__WRITTEN INSTRUCTION__: Look through the material below. Copy every line with the string "color" in it.

__EXERCISE MATERIAL__:

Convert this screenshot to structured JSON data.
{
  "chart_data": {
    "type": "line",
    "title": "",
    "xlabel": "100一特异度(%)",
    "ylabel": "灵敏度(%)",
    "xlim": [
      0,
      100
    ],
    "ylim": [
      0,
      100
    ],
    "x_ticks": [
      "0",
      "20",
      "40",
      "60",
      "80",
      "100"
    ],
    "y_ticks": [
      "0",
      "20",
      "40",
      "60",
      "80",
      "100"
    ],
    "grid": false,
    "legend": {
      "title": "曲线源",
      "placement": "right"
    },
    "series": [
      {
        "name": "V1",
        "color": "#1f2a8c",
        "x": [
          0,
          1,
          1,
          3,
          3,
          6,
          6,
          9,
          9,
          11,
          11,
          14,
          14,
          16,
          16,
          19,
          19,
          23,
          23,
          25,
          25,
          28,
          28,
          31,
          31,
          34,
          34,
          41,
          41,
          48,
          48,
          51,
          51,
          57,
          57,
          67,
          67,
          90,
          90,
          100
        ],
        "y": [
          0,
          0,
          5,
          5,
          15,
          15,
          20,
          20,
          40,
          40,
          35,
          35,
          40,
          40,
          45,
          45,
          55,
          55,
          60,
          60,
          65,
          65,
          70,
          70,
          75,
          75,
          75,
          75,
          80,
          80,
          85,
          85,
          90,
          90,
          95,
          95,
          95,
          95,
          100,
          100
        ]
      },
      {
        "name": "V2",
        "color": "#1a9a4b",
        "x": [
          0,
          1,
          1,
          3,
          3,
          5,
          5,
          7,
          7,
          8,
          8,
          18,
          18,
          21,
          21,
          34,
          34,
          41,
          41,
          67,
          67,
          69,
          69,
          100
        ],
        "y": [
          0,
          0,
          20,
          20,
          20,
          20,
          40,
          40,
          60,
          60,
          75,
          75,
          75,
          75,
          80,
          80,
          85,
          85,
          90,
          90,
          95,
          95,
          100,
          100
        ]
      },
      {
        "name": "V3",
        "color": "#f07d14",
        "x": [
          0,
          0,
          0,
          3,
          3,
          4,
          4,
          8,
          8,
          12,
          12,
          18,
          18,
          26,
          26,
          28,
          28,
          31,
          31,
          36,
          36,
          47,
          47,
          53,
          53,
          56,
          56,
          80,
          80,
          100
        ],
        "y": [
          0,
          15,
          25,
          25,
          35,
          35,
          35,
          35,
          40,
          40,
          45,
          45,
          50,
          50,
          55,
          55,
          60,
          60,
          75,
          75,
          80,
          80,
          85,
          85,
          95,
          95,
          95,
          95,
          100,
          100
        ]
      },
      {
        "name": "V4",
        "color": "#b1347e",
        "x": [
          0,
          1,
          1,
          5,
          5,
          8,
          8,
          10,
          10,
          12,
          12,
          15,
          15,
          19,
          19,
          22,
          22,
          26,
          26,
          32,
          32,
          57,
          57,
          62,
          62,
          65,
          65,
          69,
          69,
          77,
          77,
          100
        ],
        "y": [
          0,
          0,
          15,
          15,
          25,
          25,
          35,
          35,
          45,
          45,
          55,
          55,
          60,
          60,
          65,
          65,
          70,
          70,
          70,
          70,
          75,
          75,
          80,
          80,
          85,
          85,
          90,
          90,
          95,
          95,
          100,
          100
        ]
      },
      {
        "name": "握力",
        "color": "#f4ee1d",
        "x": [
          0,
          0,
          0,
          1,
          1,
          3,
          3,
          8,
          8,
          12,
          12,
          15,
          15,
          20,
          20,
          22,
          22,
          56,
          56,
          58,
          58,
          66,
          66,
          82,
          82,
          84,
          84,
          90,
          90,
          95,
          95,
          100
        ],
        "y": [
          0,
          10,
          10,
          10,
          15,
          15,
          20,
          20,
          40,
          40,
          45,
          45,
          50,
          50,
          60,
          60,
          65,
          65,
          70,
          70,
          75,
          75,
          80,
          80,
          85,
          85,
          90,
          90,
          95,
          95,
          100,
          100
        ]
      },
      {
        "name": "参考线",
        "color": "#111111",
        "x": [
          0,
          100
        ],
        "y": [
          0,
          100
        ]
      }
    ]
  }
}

__PROBLEM SOLUTION__:
        "color": "#1f2a8c",
        "color": "#1a9a4b",
        "color": "#f07d14",
        "color": "#b1347e",
        "color": "#f4ee1d",
        "color": "#111111",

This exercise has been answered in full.